Task to complete:
Look for the string "долей" and copy every line that has it.

[Supplied material start]

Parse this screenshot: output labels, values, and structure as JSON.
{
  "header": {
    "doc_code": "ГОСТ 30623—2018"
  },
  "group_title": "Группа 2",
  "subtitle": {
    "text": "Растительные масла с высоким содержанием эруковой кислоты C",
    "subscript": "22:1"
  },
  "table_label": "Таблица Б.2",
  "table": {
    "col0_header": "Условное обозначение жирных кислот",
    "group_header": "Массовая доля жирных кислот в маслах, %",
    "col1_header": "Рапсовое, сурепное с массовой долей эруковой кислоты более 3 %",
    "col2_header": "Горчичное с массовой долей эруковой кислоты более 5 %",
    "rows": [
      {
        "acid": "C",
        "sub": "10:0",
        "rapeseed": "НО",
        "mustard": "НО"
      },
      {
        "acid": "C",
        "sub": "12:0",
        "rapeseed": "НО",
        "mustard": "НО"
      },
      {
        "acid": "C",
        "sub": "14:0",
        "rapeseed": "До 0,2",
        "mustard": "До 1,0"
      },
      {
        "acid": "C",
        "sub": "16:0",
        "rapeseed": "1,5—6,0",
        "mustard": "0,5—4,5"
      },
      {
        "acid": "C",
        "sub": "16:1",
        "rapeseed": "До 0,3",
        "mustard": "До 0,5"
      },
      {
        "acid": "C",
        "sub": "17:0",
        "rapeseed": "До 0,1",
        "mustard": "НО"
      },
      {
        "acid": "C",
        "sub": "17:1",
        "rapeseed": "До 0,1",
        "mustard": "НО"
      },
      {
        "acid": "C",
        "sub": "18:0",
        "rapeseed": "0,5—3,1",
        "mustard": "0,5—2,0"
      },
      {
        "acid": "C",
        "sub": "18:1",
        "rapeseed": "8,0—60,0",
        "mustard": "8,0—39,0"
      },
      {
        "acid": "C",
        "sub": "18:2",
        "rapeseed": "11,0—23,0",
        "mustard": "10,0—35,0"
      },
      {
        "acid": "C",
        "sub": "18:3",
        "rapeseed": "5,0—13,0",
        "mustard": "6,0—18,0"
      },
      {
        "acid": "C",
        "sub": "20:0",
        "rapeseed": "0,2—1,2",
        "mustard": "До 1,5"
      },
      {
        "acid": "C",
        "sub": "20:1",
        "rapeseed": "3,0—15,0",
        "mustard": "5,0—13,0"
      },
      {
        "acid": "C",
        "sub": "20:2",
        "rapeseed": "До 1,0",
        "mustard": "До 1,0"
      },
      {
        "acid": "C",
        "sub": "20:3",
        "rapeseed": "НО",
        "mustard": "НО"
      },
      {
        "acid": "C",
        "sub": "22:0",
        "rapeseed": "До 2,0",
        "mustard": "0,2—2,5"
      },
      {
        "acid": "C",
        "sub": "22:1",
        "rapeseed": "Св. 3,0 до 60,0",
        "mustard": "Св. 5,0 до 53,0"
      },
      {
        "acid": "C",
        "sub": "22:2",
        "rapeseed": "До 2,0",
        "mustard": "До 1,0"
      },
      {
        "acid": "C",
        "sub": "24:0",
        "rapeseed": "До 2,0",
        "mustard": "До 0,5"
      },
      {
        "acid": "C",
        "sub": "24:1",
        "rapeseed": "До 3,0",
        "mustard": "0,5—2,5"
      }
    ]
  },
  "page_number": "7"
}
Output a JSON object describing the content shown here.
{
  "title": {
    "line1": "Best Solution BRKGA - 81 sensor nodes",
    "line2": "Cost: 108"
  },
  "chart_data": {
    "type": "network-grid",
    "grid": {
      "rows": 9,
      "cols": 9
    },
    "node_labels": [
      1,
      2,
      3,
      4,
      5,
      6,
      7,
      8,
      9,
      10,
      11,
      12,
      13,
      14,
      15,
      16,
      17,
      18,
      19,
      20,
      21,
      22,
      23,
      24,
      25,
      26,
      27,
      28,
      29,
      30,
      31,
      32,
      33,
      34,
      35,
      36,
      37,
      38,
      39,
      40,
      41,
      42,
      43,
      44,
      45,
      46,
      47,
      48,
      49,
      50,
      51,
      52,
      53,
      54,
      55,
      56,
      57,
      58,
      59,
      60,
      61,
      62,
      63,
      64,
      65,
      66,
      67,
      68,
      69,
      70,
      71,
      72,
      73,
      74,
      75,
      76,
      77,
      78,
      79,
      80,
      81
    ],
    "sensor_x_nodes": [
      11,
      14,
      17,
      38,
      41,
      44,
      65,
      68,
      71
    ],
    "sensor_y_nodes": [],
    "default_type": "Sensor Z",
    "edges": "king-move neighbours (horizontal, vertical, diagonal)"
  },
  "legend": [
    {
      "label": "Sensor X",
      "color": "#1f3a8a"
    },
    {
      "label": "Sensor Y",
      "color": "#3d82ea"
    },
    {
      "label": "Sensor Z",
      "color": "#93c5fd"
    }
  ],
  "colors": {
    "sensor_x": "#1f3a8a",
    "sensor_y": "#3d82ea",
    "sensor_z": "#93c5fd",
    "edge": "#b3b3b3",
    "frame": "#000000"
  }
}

[Supplied material end]

Exercise output:
    "col1_header": "Рапсовое, сурепное с массовой долей эруковой кислоты более 3 %",
    "col2_header": "Горчичное с массовой долей эруковой кислоты более 5 %",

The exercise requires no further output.